> **Problem to solve**: Print the listing that follows, character for character.

> **Dataset records**:
-- start --

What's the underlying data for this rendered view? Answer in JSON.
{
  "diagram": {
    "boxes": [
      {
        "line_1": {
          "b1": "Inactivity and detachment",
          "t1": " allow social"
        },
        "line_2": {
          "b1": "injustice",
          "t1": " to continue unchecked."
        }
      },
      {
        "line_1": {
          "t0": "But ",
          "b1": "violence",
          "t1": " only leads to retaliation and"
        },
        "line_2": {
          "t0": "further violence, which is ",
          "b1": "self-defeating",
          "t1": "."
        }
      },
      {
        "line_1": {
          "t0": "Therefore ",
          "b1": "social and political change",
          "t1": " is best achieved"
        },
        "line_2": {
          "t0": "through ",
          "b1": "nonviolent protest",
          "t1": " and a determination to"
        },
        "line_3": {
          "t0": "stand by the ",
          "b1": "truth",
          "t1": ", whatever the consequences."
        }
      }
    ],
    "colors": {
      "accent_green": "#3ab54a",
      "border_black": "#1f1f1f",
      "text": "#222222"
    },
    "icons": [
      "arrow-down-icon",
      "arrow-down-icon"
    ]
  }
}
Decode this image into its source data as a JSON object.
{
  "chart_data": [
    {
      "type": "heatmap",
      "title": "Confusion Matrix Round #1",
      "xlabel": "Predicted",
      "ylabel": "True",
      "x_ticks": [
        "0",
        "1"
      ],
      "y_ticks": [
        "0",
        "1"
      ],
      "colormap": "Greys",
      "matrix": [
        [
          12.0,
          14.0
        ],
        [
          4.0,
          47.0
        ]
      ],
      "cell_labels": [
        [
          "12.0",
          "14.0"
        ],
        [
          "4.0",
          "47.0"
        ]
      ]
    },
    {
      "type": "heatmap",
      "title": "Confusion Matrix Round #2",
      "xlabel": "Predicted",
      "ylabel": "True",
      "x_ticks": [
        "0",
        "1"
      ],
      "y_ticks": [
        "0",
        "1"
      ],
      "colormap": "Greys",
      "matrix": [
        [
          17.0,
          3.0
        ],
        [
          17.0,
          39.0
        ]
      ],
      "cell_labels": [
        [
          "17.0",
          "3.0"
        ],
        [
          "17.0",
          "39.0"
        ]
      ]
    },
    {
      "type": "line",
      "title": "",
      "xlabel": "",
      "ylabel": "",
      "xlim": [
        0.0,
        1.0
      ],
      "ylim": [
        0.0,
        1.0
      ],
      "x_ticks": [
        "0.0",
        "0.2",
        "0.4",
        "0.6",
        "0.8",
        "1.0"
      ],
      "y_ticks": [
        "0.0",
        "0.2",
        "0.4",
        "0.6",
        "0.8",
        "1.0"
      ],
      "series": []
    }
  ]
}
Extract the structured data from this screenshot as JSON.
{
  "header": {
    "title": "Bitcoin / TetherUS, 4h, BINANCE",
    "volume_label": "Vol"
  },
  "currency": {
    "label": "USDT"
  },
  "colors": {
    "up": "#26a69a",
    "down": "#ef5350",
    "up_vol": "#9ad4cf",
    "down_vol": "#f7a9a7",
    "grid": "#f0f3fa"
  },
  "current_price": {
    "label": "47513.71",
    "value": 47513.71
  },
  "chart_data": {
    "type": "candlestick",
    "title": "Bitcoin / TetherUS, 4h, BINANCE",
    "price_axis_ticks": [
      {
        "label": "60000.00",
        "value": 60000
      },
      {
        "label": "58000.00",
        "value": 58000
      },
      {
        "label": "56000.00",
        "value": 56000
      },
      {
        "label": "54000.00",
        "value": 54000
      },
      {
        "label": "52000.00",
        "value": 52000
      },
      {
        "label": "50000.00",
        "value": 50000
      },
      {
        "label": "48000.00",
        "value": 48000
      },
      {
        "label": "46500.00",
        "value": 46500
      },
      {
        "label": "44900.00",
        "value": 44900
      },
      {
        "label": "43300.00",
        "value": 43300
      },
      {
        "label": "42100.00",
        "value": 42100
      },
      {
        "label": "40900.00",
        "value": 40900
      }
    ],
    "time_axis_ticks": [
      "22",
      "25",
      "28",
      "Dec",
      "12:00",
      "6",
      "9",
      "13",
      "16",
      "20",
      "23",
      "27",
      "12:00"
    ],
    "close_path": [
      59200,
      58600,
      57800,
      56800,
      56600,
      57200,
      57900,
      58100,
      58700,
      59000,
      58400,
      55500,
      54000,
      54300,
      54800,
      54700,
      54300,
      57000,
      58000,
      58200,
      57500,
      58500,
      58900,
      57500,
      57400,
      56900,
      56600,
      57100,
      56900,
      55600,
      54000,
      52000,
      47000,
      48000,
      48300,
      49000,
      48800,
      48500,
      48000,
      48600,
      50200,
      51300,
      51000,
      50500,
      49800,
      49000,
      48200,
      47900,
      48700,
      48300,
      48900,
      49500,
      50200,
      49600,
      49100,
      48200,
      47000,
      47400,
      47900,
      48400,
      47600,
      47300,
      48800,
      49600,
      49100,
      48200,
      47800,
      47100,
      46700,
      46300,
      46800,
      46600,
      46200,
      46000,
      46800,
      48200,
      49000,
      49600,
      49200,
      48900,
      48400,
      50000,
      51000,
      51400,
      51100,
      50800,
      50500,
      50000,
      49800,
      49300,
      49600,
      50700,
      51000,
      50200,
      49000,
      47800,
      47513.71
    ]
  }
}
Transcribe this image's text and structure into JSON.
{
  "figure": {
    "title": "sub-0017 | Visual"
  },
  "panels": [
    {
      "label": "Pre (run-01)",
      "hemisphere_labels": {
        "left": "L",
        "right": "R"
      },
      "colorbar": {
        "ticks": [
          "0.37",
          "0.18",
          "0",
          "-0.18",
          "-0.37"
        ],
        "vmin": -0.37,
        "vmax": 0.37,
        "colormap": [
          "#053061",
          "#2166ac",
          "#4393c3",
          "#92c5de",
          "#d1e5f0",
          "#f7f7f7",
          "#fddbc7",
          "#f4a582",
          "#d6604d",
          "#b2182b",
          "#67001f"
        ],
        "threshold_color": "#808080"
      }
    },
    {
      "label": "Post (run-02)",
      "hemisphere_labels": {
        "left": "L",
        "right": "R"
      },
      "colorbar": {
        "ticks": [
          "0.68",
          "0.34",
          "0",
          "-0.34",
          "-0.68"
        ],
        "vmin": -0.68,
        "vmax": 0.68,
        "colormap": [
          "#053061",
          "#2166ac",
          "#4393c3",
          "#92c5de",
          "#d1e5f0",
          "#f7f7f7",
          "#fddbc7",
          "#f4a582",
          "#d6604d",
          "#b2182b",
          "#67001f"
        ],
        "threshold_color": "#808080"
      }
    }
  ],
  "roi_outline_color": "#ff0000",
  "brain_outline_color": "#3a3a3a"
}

-- end --

> **Expected answer**:
What's the underlying data for this rendered view? Answer in JSON.
{
  "diagram": {
    "boxes": [
      {
        "line_1": {
          "b1": "Inactivity and detachment",
          "t1": " allow social"
        },
        "line_2": {
          "b1": "injustice",
          "t1": " to continue unchecked."
        }
      },
      {
        "line_1": {
          "t0": "But ",
          "b1": "violence",
          "t1": " only leads to retaliation and"
        },
        "line_2": {
          "t0": "further violence, which is ",
          "b1": "self-defeating",
          "t1": "."
        }
      },
      {
        "line_1": {
          "t0": "Therefore ",
          "b1": "social and political change",
          "t1": " is best achieved"
        },
        "line_2": {
          "t0": "through ",
          "b1": "nonviolent protest",
          "t1": " and a determination to"
        },
        "line_3": {
          "t0": "stand by the ",
          "b1": "truth",
          "t1": ", whatever the consequences."
        }
      }
    ],
    "colors": {
      "accent_green": "#3ab54a",
      "border_black": "#1f1f1f",
      "text": "#222222"
    },
    "icons": [
      "arrow-down-icon",
      "arrow-down-icon"
    ]
  }
}
Decode this image into its source data as a JSON object.
{
  "chart_data": [
    {
      "type": "heatmap",
      "title": "Confusion Matrix Round #1",
      "xlabel": "Predicted",
      "ylabel": "True",
      "x_ticks": [
        "0",
        "1"
      ],
      "y_ticks": [
        "0",
        "1"
      ],
      "colormap": "Greys",
      "matrix": [
        [
          12.0,
          14.0
        ],
        [
          4.0,
          47.0
        ]
      ],
      "cell_labels": [
        [
          "12.0",
          "14.0"
        ],
        [
          "4.0",
          "47.0"
        ]
      ]
    },
    {
      "type": "heatmap",
      "title": "Confusion Matrix Round #2",
      "xlabel": "Predicted",
      "ylabel": "True",
      "x_ticks": [
        "0",
        "1"
      ],
      "y_ticks": [
        "0",
        "1"
      ],
      "colormap": "Greys",
      "matrix": [
        [
          17.0,
          3.0
        ],
        [
          17.0,
          39.0
        ]
      ],
      "cell_labels": [
        [
          "17.0",
          "3.0"
        ],
        [
          "17.0",
          "39.0"
        ]
      ]
    },
    {
      "type": "line",
      "title": "",
      "xlabel": "",
      "ylabel": "",
      "xlim": [
        0.0,
        1.0
      ],
      "ylim": [
        0.0,
        1.0
      ],
      "x_ticks": [
        "0.0",
        "0.2",
        "0.4",
        "0.6",
        "0.8",
        "1.0"
      ],
      "y_ticks": [
        "0.0",
        "0.2",
        "0.4",
        "0.6",
        "0.8",
        "1.0"
      ],
      "series": []
    }
  ]
}
Extract the structured data from this screenshot as JSON.
{
  "header": {
    "title": "Bitcoin / TetherUS, 4h, BINANCE",
    "volume_label": "Vol"
  },
  "currency": {
    "label": "USDT"
  },
  "colors": {
    "up": "#26a69a",
    "down": "#ef5350",
    "up_vol": "#9ad4cf",
    "down_vol": "#f7a9a7",
    "grid": "#f0f3fa"
  },
  "current_price": {
    "label": "47513.71",
    "value": 47513.71
  },
  "chart_data": {
    "type": "candlestick",
    "title": "Bitcoin / TetherUS, 4h, BINANCE",
    "price_axis_ticks": [
      {
        "label": "60000.00",
        "value": 60000
      },
      {
        "label": "58000.00",
        "value": 58000
      },
      {
        "label": "56000.00",
        "value": 56000
      },
      {
        "label": "54000.00",
        "value": 54000
      },
      {
        "label": "52000.00",
        "value": 52000
      },
      {
        "label": "50000.00",
        "value": 50000
      },
      {
        "label": "48000.00",
        "value": 48000
      },
      {
        "label": "46500.00",
        "value": 46500
      },
      {
        "label": "44900.00",
        "value": 44900
      },
      {
        "label": "43300.00",
        "value": 43300
      },
      {
        "label": "42100.00",
        "value": 42100
      },
      {
        "label": "40900.00",
        "value": 40900
      }
    ],
    "time_axis_ticks": [
      "22",
      "25",
      "28",
      "Dec",
      "12:00",
      "6",
      "9",
      "13",
      "16",
      "20",
      "23",
      "27",
      "12:00"
    ],
    "close_path": [
      59200,
      58600,
      57800,
      56800,
      56600,
      57200,
      57900,
      58100,
      58700,
      59000,
      58400,
      55500,
      54000,
      54300,
      54800,
      54700,
      54300,
      57000,
      58000,
      58200,
      57500,
      58500,
      58900,
      57500,
      57400,
      56900,
      56600,
      57100,
      56900,
      55600,
      54000,
      52000,
      47000,
      48000,
      48300,
      49000,
      48800,
      48500,
      48000,
      48600,
      50200,
      51300,
      51000,
      50500,
      49800,
      49000,
      48200,
      47900,
      48700,
      48300,
      48900,
      49500,
      50200,
      49600,
      49100,
      48200,
      47000,
      47400,
      47900,
      48400,
      47600,
      47300,
      48800,
      49600,
      49100,
      48200,
      47800,
      47100,
      46700,
      46300,
      46800,
      46600,
      46200,
      46000,
      46800,
      48200,
      49000,
      49600,
      49200,
      48900,
      48400,
      50000,
      51000,
      51400,
      51100,
      50800,
      50500,
      50000,
      49800,
      49300,
      49600,
      50700,
      51000,
      50200,
      49000,
      47800,
      47513.71
    ]
  }
}
Transcribe this image's text and structure into JSON.
{
  "figure": {
    "title": "sub-0017 | Visual"
  },
  "panels": [
    {
      "label": "Pre (run-01)",
      "hemisphere_labels": {
        "left": "L",
        "right": "R"
      },
      "colorbar": {
        "ticks": [
          "0.37",
          "0.18",
          "0",
          "-0.18",
          "-0.37"
        ],
        "vmin": -0.37,
        "vmax": 0.37,
        "colormap": [
          "#053061",
          "#2166ac",
          "#4393c3",
          "#92c5de",
          "#d1e5f0",
          "#f7f7f7",
          "#fddbc7",
          "#f4a582",
          "#d6604d",
          "#b2182b",
          "#67001f"
        ],
        "threshold_color": "#808080"
      }
    },
    {
      "label": "Post (run-02)",
      "hemisphere_labels": {
        "left": "L",
        "right": "R"
      },
      "colorbar": {
        "ticks": [
          "0.68",
          "0.34",
          "0",
          "-0.34",
          "-0.68"
        ],
        "vmin": -0.68,
        "vmax": 0.68,
        "colormap": [
          "#053061",
          "#2166ac",
          "#4393c3",
          "#92c5de",
          "#d1e5f0",
          "#f7f7f7",
          "#fddbc7",
          "#f4a582",
          "#d6604d",
          "#b2182b",
          "#67001f"
        ],
        "threshold_color": "#808080"
      }
    }
  ],
  "roi_outline_color": "#ff0000",
  "brain_outline_color": "#3a3a3a"
}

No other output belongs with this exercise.